Input data
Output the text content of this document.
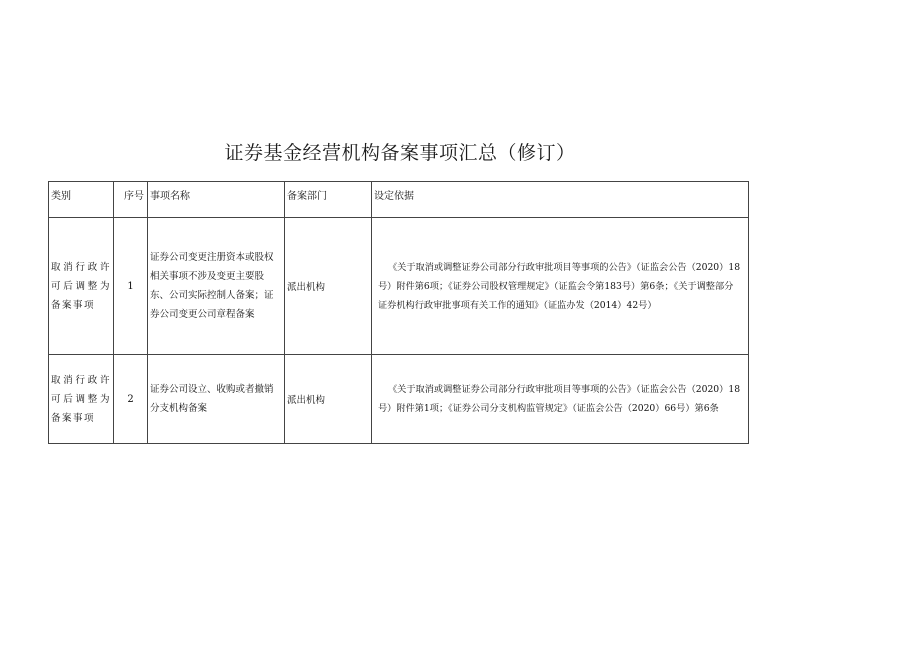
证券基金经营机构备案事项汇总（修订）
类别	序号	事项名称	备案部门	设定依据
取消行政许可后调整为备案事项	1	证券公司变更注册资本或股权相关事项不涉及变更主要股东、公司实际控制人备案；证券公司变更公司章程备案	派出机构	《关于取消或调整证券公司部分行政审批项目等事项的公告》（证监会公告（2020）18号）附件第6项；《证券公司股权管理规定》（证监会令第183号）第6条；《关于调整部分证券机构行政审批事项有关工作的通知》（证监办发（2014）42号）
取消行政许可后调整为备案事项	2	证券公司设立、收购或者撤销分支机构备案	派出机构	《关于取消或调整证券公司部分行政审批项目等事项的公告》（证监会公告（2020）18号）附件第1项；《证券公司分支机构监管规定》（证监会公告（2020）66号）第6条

Directive
Produce an exact copy of each line of data, skipping embedded images.

Task output
Output the text content of this document.
证券基金经营机构备案事项汇总（修订）
类别	序号	事项名称	备案部门	设定依据
取消行政许可后调整为备案事项	1	证券公司变更注册资本或股权相关事项不涉及变更主要股东、公司实际控制人备案；证券公司变更公司章程备案	派出机构	《关于取消或调整证券公司部分行政审批项目等事项的公告》（证监会公告（2020）18号）附件第6项；《证券公司股权管理规定》（证监会令第183号）第6条；《关于调整部分证券机构行政审批事项有关工作的通知》（证监办发（2014）42号）
取消行政许可后调整为备案事项	2	证券公司设立、收购或者撤销分支机构备案	派出机构	《关于取消或调整证券公司部分行政审批项目等事项的公告》（证监会公告（2020）18号）附件第1项；《证券公司分支机构监管规定》（证监会公告（2020）66号）第6条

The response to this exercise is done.